Written exercise
Say how many lines contain "niño"; the answer is the number alone.

━━━━━ Dataset content ━━━━━

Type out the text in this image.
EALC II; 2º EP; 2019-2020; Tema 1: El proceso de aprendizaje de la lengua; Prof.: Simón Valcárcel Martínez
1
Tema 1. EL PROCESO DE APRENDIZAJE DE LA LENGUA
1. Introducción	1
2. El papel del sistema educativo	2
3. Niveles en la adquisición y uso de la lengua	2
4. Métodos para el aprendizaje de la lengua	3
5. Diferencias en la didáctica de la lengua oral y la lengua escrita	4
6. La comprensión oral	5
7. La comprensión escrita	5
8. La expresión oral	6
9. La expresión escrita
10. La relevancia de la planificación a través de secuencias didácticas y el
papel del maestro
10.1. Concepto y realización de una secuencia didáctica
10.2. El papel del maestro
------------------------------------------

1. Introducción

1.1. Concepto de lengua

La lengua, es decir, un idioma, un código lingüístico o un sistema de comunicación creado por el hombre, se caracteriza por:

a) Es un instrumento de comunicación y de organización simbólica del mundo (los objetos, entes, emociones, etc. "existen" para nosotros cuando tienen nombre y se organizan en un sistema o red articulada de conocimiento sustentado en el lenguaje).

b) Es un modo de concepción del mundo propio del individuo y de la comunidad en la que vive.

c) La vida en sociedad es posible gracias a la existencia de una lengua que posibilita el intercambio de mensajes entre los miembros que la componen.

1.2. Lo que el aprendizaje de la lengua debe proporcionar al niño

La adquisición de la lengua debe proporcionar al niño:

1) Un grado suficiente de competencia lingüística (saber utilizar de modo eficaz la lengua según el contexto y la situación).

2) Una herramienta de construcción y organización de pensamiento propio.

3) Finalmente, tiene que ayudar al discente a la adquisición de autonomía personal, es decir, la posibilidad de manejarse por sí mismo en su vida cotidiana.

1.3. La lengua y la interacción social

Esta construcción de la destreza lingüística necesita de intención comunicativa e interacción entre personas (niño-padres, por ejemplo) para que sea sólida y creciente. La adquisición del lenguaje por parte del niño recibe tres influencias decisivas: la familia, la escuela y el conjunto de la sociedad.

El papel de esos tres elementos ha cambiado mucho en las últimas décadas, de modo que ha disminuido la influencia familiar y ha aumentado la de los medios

━━━━━

Finished exercise
3